> **Goal 1**
From the passage below on Libya and Daesh, copy the text starting at "Facing disaster, there" and ending at "just focus elsewhere).".
> **Goal 2**
Using the passage below on Libya and Daesh, decide whether each statement agrees with it. For each, answer yes or no and quote the deciding words. (a) Tens of billions of dollars of Libyan resources went to the Islamists' project. (b) The author opposes the Bernardino Leon-led efforts at national dialogue. (c) The author names four varieties of fleeing from the disaster.
> **Goal 3**
Translate this sentence from the passage below on Libya and Daesh into Spanish: "The bloodied knife pointed at Rome, in the grotesque Daesh slaughter video, must be taken literally and seriously."

> **Excerpted passage**
-- start --
Thus, for four years, the
resources of the Libyan state went into enabling an ‘Islamic State’,
across the region, including in Syria and Iraq. Today, the Frankenstein
that Islamists fostered from the very livelihood of Libyans (to the tune
of tens of billions of dollars) slaughters Muslim Libyans, as well as
their Christian guests, with total impunity.
Daesh —
along with its affiliates, supporters and apologists — today controls
airports a couple of hours’ flight from any European capital, in
addition to controlling the illegal immigration boat traffic into
Europe. The bloodied knife pointed at Rome, in the grotesque Daesh
slaughter video, must be taken literally and seriously.
The Libyan state failed to
rise from the ashes of the 2011 uprising, simply because another ‘state’
was the real aspiration of the Islamists: an ‘Islamic State’ (Daesh).
They have been cannibalising the resources of the Libyan state to feed a
trans-national one.
The net result of four years
of building an ‘Islamic State’ at the cost of the Libyan state has been a
national, regional, and international disaster!
Facing disaster, there is
always an existential ‘either/or’: a ‘fight-or-flight’ response. I
believe that we must fight for Libya, and according to a proper
‘Disaster Recovery Plan’, let us first look at the flight-mechanisms
being peddled around lately.
Fleeing from the disaster comes in at least three varieties:
1. Denial (example: there is no Daesh in Libya, and the video was a fabrication or an intelligence conspiracy).
2. Abandonment (example: Libya is hopeless, let us just focus elsewhere).
3. Appeasement (example:
let’s engage in dialogue and make friends with ‘moderate’ Islamists, who
will help calm down their vicious Daesh attack dogs. Maybe we can even
form a ‘National Unity Government’ with them).
None of the above three
‘flight’ tactics will work. The first two will mean doing nothing to
address an existential threat not only to Libya and its Arab and African
neighbours, but to the very heart of Europe. The third will lead to the
continuation of the control of the Libyan state by Islamist Trojans who
have four years of experience in using the resources of the Libyan
state to build their own trans-national ‘Islamic State’.
We support the Bernardino
Leon-led efforts at national dialogue leading to the formation of a
national unity government. Such a dialogue must however be at the level
of the social-fabric. The resulting government must be broadly
representative of the Libyan people, purely technocratic and exclusively
focused on building Libya — a Libya for Libyans. We can’t afford yet
another government that includes trans-national ideologues at the
joints.
In the face of the disaster
afflicting Libya and threatening its neighbours, we have no choice but
to courageously and consistently take up the option to fight.
‘Fighting’, however, must consist of much more than just the necessary
military engagement of Daesh and Ansar Al Sharia’s bases and forces.
-- end --
> **Raw data**
-- start --
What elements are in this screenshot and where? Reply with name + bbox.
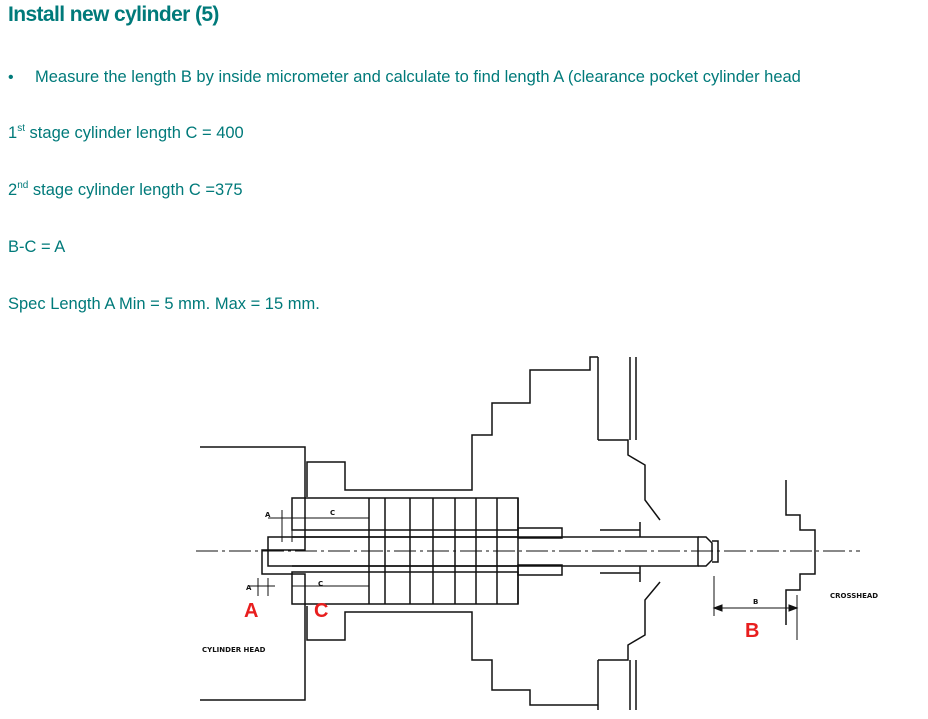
-- end --
> **Complete output 1**
Facing disaster, there is
always an existential ‘either/or’: a ‘fight-or-flight’ response. I
believe that we must fight for Libya, and according to a proper
‘Disaster Recovery Plan’, let us first look at the flight-mechanisms
being peddled around lately.
Fleeing from the disaster comes in at least three varieties:
1. Denial (example: there is no Daesh in Libya, and the video was a fabrication or an intelligence conspiracy).
2. Abandonment (example: Libya is hopeless, let us just focus elsewhere).

> **Complete output 2**
(a) Yes: "to the tune of tens of billions of dollars"
(b) No: "We support the Bernardino Leon-led efforts at national dialogue"
(c) No: "Fleeing from the disaster comes in at least three varieties"

> **Complete output 3**
El cuchillo ensangrentado que apunta a Roma, en el grotesco video de la matanza de Daesh, debe tomarse de forma literal y en serio.